-- START Items --
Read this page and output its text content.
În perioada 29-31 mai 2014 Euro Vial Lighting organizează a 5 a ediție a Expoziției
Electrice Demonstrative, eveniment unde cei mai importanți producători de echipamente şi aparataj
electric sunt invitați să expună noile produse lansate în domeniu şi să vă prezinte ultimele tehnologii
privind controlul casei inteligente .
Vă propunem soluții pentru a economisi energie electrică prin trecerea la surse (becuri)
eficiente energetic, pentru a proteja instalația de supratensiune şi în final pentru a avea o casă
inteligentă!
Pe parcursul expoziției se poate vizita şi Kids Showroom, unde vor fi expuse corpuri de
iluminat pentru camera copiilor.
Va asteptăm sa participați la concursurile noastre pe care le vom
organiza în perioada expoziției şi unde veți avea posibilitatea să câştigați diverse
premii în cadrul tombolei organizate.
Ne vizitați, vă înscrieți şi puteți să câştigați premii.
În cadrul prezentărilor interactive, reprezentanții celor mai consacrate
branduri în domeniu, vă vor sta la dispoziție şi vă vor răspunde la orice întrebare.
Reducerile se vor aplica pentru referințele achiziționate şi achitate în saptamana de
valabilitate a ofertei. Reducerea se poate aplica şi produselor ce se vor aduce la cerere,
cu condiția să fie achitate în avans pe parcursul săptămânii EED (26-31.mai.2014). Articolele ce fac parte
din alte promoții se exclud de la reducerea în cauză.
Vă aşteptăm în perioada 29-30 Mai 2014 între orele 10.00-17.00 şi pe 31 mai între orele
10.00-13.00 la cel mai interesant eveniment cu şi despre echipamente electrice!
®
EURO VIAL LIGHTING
-- END Items --
Within the entries above, work out how many lines contain the word "parcursul". The number alone is the answer.

- _The response_:
2